BEGIN SUPPLIED MATERIAL

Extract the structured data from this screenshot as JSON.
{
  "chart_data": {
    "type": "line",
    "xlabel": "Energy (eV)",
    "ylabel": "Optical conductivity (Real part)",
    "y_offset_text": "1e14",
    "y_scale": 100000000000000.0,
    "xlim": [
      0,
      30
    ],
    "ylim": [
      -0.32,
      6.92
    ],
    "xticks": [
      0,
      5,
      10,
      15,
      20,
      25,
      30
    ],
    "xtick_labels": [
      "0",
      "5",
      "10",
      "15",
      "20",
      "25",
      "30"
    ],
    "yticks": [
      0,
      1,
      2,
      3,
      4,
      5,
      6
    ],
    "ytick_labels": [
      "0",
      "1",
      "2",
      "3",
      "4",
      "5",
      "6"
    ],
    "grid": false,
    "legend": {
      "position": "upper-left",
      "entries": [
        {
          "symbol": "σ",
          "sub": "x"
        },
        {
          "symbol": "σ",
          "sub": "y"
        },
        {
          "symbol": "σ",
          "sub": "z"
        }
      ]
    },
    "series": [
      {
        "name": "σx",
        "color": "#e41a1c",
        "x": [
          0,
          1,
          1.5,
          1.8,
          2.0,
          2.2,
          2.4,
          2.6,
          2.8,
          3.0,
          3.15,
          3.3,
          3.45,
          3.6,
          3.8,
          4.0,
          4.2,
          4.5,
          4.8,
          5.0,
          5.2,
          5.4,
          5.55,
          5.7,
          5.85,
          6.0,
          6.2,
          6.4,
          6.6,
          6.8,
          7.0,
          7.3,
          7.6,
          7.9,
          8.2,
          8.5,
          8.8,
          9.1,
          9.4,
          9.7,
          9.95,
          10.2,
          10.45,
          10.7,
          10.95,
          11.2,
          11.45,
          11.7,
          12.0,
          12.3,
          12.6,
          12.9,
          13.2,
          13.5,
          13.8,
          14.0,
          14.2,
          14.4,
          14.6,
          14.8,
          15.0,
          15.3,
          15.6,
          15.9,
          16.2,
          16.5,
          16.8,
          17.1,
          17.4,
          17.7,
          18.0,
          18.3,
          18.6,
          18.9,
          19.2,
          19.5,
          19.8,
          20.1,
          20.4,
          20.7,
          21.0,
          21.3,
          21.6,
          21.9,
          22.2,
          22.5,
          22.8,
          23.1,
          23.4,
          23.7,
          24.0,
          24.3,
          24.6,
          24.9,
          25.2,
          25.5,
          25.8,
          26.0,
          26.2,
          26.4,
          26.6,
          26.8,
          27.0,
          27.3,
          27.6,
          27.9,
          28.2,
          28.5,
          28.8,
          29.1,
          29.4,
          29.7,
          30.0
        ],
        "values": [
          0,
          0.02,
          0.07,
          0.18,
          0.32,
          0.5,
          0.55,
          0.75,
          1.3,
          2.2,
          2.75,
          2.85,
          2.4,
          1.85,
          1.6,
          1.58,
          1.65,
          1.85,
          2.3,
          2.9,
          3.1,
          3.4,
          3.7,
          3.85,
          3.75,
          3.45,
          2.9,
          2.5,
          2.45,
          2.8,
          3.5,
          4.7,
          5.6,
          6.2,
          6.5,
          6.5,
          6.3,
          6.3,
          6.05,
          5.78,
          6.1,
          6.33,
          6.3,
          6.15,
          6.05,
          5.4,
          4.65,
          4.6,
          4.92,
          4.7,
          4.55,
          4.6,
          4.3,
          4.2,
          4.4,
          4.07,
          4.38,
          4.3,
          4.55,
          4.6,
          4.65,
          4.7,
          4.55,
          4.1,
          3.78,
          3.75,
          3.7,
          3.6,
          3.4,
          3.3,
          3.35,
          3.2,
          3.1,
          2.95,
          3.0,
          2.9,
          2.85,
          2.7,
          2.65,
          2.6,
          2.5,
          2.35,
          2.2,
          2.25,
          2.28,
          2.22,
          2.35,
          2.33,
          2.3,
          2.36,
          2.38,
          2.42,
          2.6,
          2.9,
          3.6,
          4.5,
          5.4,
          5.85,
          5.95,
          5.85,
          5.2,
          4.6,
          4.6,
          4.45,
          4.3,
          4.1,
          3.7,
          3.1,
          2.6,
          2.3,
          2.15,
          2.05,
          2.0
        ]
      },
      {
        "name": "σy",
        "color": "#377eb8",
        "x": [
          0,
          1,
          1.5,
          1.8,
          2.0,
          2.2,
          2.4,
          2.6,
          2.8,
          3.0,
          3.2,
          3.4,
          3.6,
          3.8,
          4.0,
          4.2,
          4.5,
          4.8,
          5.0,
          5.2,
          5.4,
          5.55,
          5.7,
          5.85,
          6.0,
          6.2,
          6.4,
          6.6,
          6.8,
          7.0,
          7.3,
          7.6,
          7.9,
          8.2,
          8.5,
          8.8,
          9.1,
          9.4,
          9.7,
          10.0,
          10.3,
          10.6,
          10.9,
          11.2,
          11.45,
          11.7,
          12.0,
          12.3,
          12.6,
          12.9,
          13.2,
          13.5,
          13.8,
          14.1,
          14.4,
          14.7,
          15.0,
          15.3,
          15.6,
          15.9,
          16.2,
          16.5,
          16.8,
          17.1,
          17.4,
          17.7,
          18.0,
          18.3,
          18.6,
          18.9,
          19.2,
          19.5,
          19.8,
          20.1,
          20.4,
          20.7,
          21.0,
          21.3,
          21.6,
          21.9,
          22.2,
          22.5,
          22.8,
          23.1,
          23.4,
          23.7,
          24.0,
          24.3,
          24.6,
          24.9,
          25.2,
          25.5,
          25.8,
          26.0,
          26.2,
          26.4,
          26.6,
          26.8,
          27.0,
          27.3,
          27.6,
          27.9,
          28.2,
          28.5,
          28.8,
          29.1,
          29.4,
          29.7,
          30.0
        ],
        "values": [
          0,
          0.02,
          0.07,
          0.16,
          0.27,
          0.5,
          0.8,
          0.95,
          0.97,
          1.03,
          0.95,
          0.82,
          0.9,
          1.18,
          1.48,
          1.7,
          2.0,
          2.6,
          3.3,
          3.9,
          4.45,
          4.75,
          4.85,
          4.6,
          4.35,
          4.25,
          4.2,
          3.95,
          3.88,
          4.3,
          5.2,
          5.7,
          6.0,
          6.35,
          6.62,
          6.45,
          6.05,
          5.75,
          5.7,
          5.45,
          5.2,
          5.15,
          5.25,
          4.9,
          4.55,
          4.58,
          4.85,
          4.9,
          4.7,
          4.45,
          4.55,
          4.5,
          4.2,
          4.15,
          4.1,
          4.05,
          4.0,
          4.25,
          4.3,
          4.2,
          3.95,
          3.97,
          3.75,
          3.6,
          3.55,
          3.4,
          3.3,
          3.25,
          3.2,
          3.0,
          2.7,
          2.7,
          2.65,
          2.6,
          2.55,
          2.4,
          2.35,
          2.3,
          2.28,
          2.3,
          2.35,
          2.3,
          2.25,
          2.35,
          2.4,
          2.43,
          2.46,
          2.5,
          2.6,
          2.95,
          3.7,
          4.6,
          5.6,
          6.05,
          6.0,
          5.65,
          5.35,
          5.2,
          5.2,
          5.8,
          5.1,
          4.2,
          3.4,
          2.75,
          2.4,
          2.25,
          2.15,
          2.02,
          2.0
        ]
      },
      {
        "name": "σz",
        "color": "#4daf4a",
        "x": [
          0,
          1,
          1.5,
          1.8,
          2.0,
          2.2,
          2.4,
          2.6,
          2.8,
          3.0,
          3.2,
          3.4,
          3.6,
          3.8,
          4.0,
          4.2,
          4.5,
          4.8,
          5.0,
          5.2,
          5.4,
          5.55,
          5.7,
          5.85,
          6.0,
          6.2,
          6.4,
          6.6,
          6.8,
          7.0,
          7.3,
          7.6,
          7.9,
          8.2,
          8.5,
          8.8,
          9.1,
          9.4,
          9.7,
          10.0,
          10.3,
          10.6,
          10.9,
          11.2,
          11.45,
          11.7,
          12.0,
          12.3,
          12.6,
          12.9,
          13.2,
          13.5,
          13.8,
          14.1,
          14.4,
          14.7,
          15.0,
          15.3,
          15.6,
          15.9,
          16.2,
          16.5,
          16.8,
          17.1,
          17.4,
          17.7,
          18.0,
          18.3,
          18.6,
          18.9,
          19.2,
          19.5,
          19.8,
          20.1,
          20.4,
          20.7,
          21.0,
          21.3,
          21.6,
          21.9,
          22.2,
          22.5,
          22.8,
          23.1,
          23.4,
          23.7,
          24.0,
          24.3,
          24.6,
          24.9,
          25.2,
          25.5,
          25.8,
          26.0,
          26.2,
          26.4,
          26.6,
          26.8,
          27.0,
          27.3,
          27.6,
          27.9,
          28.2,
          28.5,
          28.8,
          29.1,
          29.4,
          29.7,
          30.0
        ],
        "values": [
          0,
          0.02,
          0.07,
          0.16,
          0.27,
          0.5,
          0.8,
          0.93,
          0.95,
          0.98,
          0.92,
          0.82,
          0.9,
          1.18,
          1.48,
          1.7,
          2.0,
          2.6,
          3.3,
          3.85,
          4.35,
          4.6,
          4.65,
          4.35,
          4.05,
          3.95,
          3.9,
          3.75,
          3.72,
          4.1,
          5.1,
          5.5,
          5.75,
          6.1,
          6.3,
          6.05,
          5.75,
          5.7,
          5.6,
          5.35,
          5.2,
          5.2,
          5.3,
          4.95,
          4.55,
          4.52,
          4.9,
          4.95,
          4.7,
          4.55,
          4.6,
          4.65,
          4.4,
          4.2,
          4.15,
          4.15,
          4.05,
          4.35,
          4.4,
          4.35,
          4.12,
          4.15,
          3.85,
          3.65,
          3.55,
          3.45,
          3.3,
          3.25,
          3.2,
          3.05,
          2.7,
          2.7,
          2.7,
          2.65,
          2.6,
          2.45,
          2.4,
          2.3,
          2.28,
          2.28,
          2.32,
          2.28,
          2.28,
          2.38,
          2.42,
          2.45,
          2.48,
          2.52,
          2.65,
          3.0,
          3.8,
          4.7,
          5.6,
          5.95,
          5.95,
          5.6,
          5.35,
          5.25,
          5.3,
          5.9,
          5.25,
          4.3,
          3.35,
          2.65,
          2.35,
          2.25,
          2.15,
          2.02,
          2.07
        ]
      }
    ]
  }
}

END SUPPLIED MATERIAL

**PROBLEM REQUIREMENTS:** From the listing above, collect each line in which the string "color" appears.

**THE ANSWER:**
        "color": "#e41a1c",
        "color": "#377eb8",
        "color": "#4daf4a",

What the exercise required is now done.